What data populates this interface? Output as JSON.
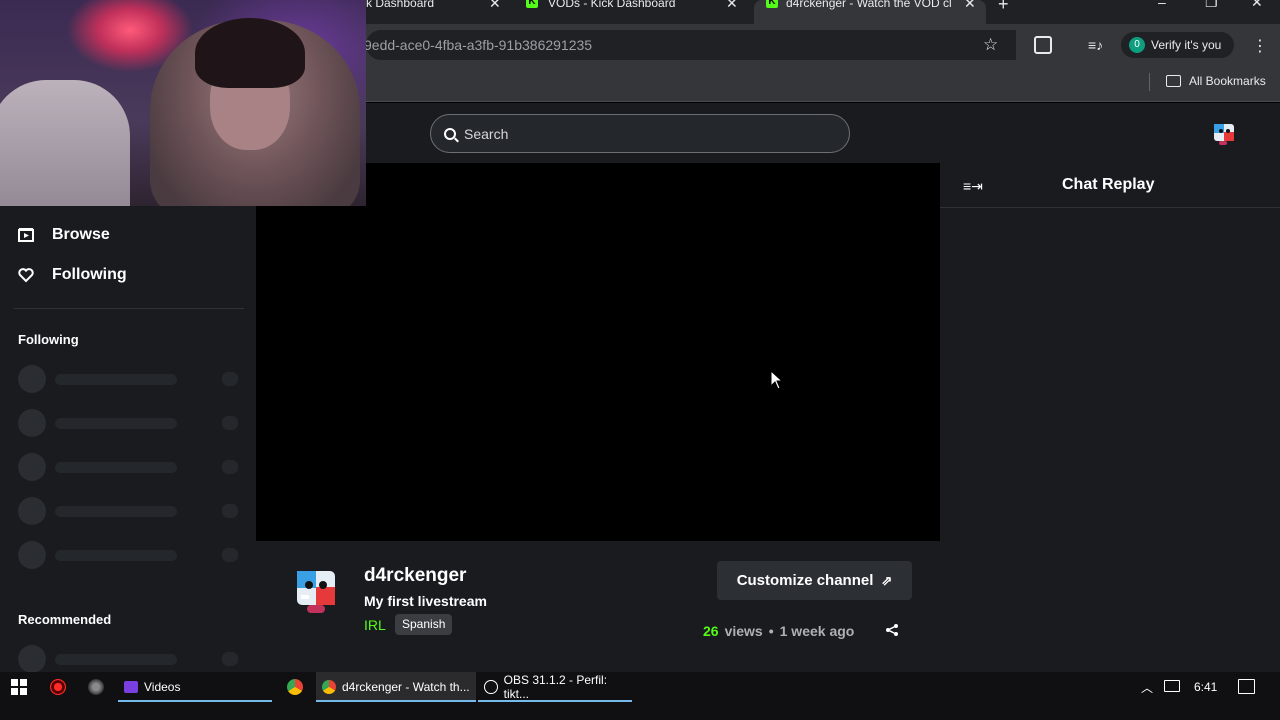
{
  "browser": {
    "tabs": [
      {
        "title": "k Dashboard",
        "close": "✕"
      },
      {
        "title": "VODs - Kick Dashboard",
        "close": "✕"
      },
      {
        "title": "d4rckenger - Watch the VOD cl",
        "close": "✕"
      }
    ],
    "new_tab": "+",
    "url": "9edd-ace0-4fba-a3fb-91b386291235",
    "verify_label": "Verify it's you",
    "verify_avatar_letter": "0",
    "all_bookmarks": "All Bookmarks"
  },
  "kick": {
    "search_placeholder": "Search",
    "sidebar": {
      "nav": [
        {
          "label": "Browse"
        },
        {
          "label": "Following"
        }
      ],
      "following_heading": "Following",
      "recommended_heading": "Recommended"
    },
    "channel": {
      "name": "d4rckenger",
      "stream_title": "My first livestream",
      "category": "IRL",
      "language": "Spanish",
      "customize_label": "Customize channel",
      "views_count": "26",
      "views_label": "views",
      "separator": "•",
      "age": "1 week ago"
    },
    "chat": {
      "title": "Chat Replay"
    },
    "colors": {
      "accent": "#53fc18",
      "background": "#191b1f"
    }
  },
  "taskbar": {
    "apps": [
      {
        "label": "Videos"
      },
      {
        "label": "d4rckenger - Watch th..."
      },
      {
        "label": "OBS 31.1.2 - Perfil: tikt..."
      }
    ],
    "clock": "6:41"
  }
}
================
[INSTRUCTIONS TO FOLLOW]:
Without including any pictures, print each record exactly.

[REPLY TO THE EXERCISE]:
What data populates this interface? Output as JSON.
{
  "browser": {
    "tabs": [
      {
        "title": "k Dashboard",
        "close": "✕"
      },
      {
        "title": "VODs - Kick Dashboard",
        "close": "✕"
      },
      {
        "title": "d4rckenger - Watch the VOD cl",
        "close": "✕"
      }
    ],
    "new_tab": "+",
    "url": "9edd-ace0-4fba-a3fb-91b386291235",
    "verify_label": "Verify it's you",
    "verify_avatar_letter": "0",
    "all_bookmarks": "All Bookmarks"
  },
  "kick": {
    "search_placeholder": "Search",
    "sidebar": {
      "nav": [
        {
          "label": "Browse"
        },
        {
          "label": "Following"
        }
      ],
      "following_heading": "Following",
      "recommended_heading": "Recommended"
    },
    "channel": {
      "name": "d4rckenger",
      "stream_title": "My first livestream",
      "category": "IRL",
      "language": "Spanish",
      "customize_label": "Customize channel",
      "views_count": "26",
      "views_label": "views",
      "separator": "•",
      "age": "1 week ago"
    },
    "chat": {
      "title": "Chat Replay"
    },
    "colors": {
      "accent": "#53fc18",
      "background": "#191b1f"
    }
  },
  "taskbar": {
    "apps": [
      {
        "label": "Videos"
      },
      {
        "label": "d4rckenger - Watch th..."
      },
      {
        "label": "OBS 31.1.2 - Perfil: tikt..."
      }
    ],
    "clock": "6:41"
  }
}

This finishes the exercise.